(begin)

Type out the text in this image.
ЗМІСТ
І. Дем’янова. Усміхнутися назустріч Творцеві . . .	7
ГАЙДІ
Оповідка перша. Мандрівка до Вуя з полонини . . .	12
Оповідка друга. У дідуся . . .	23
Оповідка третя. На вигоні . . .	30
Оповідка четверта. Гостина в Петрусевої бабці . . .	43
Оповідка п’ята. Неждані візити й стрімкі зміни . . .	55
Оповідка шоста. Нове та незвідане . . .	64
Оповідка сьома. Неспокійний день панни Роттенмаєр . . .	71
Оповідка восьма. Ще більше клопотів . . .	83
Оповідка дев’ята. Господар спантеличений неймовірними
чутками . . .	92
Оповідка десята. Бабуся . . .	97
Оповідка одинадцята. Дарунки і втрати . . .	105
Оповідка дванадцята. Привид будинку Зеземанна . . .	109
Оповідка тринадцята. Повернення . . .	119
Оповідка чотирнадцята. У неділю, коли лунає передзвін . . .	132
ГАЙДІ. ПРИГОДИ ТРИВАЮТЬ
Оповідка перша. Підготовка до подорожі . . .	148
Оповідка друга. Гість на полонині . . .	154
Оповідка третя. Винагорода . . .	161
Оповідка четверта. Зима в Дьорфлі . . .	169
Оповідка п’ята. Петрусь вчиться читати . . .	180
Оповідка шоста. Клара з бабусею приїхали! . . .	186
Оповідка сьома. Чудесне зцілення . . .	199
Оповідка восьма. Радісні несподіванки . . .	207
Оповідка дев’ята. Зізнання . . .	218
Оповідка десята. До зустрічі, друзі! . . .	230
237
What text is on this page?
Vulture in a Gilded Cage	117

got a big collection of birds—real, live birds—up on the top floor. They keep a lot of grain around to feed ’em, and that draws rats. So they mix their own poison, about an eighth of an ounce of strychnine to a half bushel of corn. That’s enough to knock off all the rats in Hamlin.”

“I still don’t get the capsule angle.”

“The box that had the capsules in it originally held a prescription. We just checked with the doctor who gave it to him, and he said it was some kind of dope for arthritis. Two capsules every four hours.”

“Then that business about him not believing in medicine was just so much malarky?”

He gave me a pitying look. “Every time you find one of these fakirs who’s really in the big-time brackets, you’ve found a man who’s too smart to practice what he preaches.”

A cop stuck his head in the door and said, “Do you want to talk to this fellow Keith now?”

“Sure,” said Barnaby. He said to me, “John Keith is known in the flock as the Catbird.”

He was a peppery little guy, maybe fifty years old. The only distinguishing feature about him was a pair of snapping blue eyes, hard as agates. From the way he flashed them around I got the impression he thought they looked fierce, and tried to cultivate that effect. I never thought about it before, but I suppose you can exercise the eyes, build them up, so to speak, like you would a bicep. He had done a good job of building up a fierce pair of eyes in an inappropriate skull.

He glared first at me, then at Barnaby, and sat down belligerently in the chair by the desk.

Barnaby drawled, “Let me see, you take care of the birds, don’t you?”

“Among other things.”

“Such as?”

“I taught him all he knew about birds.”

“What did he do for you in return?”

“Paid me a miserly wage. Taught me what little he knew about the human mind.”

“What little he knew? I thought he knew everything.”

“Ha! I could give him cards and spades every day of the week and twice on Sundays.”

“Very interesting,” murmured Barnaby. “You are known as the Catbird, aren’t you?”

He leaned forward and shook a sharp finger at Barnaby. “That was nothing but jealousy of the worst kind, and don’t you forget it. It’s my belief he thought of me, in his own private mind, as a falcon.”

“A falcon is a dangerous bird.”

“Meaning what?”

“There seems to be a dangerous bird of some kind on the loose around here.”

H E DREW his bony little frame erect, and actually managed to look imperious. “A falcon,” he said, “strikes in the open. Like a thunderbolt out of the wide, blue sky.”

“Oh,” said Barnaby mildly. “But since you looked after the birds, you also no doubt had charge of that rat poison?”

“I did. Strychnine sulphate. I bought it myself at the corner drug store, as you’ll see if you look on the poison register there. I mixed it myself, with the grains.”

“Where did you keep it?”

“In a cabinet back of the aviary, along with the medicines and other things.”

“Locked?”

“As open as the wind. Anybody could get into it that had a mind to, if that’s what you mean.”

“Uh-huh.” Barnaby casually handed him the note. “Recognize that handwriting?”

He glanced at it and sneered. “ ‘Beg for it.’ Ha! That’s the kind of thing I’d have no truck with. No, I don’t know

(end)

### What you need to do
All of the entries must be written out exactly as they stand.

### Exercise result
Type out the text in this image.
ЗМІСТ
І. Дем’янова. Усміхнутися назустріч Творцеві . . .	7
ГАЙДІ
Оповідка перша. Мандрівка до Вуя з полонини . . .	12
Оповідка друга. У дідуся . . .	23
Оповідка третя. На вигоні . . .	30
Оповідка четверта. Гостина в Петрусевої бабці . . .	43
Оповідка п’ята. Неждані візити й стрімкі зміни . . .	55
Оповідка шоста. Нове та незвідане . . .	64
Оповідка сьома. Неспокійний день панни Роттенмаєр . . .	71
Оповідка восьма. Ще більше клопотів . . .	83
Оповідка дев’ята. Господар спантеличений неймовірними
чутками . . .	92
Оповідка десята. Бабуся . . .	97
Оповідка одинадцята. Дарунки і втрати . . .	105
Оповідка дванадцята. Привид будинку Зеземанна . . .	109
Оповідка тринадцята. Повернення . . .	119
Оповідка чотирнадцята. У неділю, коли лунає передзвін . . .	132
ГАЙДІ. ПРИГОДИ ТРИВАЮТЬ
Оповідка перша. Підготовка до подорожі . . .	148
Оповідка друга. Гість на полонині . . .	154
Оповідка третя. Винагорода . . .	161
Оповідка четверта. Зима в Дьорфлі . . .	169
Оповідка п’ята. Петрусь вчиться читати . . .	180
Оповідка шоста. Клара з бабусею приїхали! . . .	186
Оповідка сьома. Чудесне зцілення . . .	199
Оповідка восьма. Радісні несподіванки . . .	207
Оповідка дев’ята. Зізнання . . .	218
Оповідка десята. До зустрічі, друзі! . . .	230
237
What text is on this page?
Vulture in a Gilded Cage	117

got a big collection of birds—real, live birds—up on the top floor. They keep a lot of grain around to feed ’em, and that draws rats. So they mix their own poison, about an eighth of an ounce of strychnine to a half bushel of corn. That’s enough to knock off all the rats in Hamlin.”

“I still don’t get the capsule angle.”

“The box that had the capsules in it originally held a prescription. We just checked with the doctor who gave it to him, and he said it was some kind of dope for arthritis. Two capsules every four hours.”

“Then that business about him not believing in medicine was just so much malarky?”

He gave me a pitying look. “Every time you find one of these fakirs who’s really in the big-time brackets, you’ve found a man who’s too smart to practice what he preaches.”

A cop stuck his head in the door and said, “Do you want to talk to this fellow Keith now?”

“Sure,” said Barnaby. He said to me, “John Keith is known in the flock as the Catbird.”

He was a peppery little guy, maybe fifty years old. The only distinguishing feature about him was a pair of snapping blue eyes, hard as agates. From the way he flashed them around I got the impression he thought they looked fierce, and tried to cultivate that effect. I never thought about it before, but I suppose you can exercise the eyes, build them up, so to speak, like you would a bicep. He had done a good job of building up a fierce pair of eyes in an inappropriate skull.

He glared first at me, then at Barnaby, and sat down belligerently in the chair by the desk.

Barnaby drawled, “Let me see, you take care of the birds, don’t you?”

“Among other things.”

“Such as?”

“I taught him all he knew about birds.”

“What did he do for you in return?”

“Paid me a miserly wage. Taught me what little he knew about the human mind.”

“What little he knew? I thought he knew everything.”

“Ha! I could give him cards and spades every day of the week and twice on Sundays.”

“Very interesting,” murmured Barnaby. “You are known as the Catbird, aren’t you?”

He leaned forward and shook a sharp finger at Barnaby. “That was nothing but jealousy of the worst kind, and don’t you forget it. It’s my belief he thought of me, in his own private mind, as a falcon.”

“A falcon is a dangerous bird.”

“Meaning what?”

“There seems to be a dangerous bird of some kind on the loose around here.”

H E DREW his bony little frame erect, and actually managed to look imperious. “A falcon,” he said, “strikes in the open. Like a thunderbolt out of the wide, blue sky.”

“Oh,” said Barnaby mildly. “But since you looked after the birds, you also no doubt had charge of that rat poison?”

“I did. Strychnine sulphate. I bought it myself at the corner drug store, as you’ll see if you look on the poison register there. I mixed it myself, with the grains.”

“Where did you keep it?”

“In a cabinet back of the aviary, along with the medicines and other things.”

“Locked?”

“As open as the wind. Anybody could get into it that had a mind to, if that’s what you mean.”

“Uh-huh.” Barnaby casually handed him the note. “Recognize that handwriting?”

He glanced at it and sneered. “ ‘Beg for it.’ Ha! That’s the kind of thing I’d have no truck with. No, I don’t know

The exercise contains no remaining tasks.